BEGIN DATA RECORDS
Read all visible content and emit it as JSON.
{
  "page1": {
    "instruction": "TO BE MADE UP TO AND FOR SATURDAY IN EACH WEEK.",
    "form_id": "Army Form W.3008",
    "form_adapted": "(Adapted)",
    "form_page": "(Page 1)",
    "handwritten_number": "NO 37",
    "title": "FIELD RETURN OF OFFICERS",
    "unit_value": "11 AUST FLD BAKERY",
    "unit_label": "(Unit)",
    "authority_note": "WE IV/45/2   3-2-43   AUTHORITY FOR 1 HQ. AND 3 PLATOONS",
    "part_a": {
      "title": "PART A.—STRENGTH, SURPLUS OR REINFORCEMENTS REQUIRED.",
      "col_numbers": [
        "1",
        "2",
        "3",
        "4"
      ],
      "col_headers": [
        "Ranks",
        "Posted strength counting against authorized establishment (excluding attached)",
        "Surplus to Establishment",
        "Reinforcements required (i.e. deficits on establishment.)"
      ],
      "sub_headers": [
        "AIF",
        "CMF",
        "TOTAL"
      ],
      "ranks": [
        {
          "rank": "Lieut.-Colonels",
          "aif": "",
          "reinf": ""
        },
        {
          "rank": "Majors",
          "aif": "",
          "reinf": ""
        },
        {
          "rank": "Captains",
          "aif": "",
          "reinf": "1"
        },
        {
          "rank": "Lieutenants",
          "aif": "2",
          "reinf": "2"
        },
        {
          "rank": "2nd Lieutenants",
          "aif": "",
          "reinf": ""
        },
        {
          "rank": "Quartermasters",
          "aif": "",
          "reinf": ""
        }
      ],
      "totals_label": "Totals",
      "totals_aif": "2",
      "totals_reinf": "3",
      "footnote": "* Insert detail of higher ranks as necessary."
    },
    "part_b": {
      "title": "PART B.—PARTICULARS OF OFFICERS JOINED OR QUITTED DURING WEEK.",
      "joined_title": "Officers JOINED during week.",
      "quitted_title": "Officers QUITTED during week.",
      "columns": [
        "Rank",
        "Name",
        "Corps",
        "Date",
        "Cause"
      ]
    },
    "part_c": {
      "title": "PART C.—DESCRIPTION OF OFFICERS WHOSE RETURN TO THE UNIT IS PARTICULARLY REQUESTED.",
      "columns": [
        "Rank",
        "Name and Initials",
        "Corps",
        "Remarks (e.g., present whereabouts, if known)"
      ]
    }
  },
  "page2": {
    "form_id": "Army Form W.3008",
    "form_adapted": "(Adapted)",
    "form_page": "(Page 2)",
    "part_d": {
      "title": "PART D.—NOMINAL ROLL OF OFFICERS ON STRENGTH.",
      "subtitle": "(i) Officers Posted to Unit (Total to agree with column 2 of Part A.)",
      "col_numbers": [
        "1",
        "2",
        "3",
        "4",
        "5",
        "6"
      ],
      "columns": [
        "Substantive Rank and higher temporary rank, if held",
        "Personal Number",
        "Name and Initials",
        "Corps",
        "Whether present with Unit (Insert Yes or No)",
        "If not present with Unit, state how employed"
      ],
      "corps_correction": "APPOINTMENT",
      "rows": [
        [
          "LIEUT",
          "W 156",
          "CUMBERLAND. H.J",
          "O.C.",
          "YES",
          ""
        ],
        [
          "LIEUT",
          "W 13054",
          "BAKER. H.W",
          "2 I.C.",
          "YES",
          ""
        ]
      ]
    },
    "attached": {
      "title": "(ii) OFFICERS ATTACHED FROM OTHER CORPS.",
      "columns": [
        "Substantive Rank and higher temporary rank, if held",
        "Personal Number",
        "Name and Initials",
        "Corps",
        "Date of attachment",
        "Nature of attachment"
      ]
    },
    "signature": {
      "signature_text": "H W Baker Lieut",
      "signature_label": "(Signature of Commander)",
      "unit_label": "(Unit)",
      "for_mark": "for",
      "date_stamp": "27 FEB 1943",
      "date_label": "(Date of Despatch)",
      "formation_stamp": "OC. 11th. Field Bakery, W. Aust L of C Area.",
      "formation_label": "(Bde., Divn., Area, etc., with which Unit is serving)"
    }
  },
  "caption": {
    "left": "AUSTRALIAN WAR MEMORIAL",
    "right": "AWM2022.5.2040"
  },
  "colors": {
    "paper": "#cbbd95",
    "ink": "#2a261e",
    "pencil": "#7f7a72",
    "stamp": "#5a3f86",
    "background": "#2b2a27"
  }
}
END DATA RECORDS
◆ WHAT THE EXERCISE ASKS
Copy out each line in the preceding records that contains "Lieutenants".

◆ EXPECTED ANSWER
          "rank": "Lieutenants",
          "rank": "2nd Lieutenants",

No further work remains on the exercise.